— START Excerpted data —

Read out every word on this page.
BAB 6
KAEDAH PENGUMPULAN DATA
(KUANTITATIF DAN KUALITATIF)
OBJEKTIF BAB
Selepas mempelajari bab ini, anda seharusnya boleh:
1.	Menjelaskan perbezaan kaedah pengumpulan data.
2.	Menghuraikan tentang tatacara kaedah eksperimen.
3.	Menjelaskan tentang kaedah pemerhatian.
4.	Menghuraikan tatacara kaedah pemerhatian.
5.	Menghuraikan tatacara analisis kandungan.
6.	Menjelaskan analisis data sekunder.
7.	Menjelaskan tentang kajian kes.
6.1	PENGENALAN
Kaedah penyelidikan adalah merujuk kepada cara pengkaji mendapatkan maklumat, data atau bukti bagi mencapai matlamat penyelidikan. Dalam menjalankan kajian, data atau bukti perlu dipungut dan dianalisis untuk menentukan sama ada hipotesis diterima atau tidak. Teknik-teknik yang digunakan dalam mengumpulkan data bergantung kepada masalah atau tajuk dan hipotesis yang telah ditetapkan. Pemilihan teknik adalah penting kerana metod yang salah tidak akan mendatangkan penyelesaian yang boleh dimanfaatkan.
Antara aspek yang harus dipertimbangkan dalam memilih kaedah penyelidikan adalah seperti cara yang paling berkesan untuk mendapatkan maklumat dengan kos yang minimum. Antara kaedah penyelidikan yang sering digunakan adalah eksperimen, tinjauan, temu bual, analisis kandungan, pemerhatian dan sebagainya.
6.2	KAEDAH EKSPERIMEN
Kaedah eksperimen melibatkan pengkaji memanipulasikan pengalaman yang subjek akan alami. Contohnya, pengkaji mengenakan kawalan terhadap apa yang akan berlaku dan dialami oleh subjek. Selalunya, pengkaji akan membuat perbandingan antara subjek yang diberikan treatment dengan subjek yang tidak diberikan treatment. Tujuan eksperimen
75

— END Excerpted data —

- _Request_
Which lines hold the string "pengkaji"? Copy all of them from the data above.

- _Problem solution_
Kaedah penyelidikan adalah merujuk kepada cara pengkaji mendapatkan maklumat, data atau bukti bagi mencapai matlamat penyelidikan. Dalam menjalankan kajian, data atau bukti perlu dipungut dan dianalisis untuk menentukan sama ada hipotesis diterima atau tidak. Teknik-teknik yang digunakan dalam mengumpulkan data bergantung kepada masalah atau tajuk dan hipotesis yang telah ditetapkan. Pemilihan teknik adalah penting kerana metod yang salah tidak akan mendatangkan penyelesaian yang boleh dimanfaatkan.
Kaedah eksperimen melibatkan pengkaji memanipulasikan pengalaman yang subjek akan alami. Contohnya, pengkaji mengenakan kawalan terhadap apa yang akan berlaku dan dialami oleh subjek. Selalunya, pengkaji akan membuat perbandingan antara subjek yang diberikan treatment dengan subjek yang tidak diberikan treatment. Tujuan eksperimen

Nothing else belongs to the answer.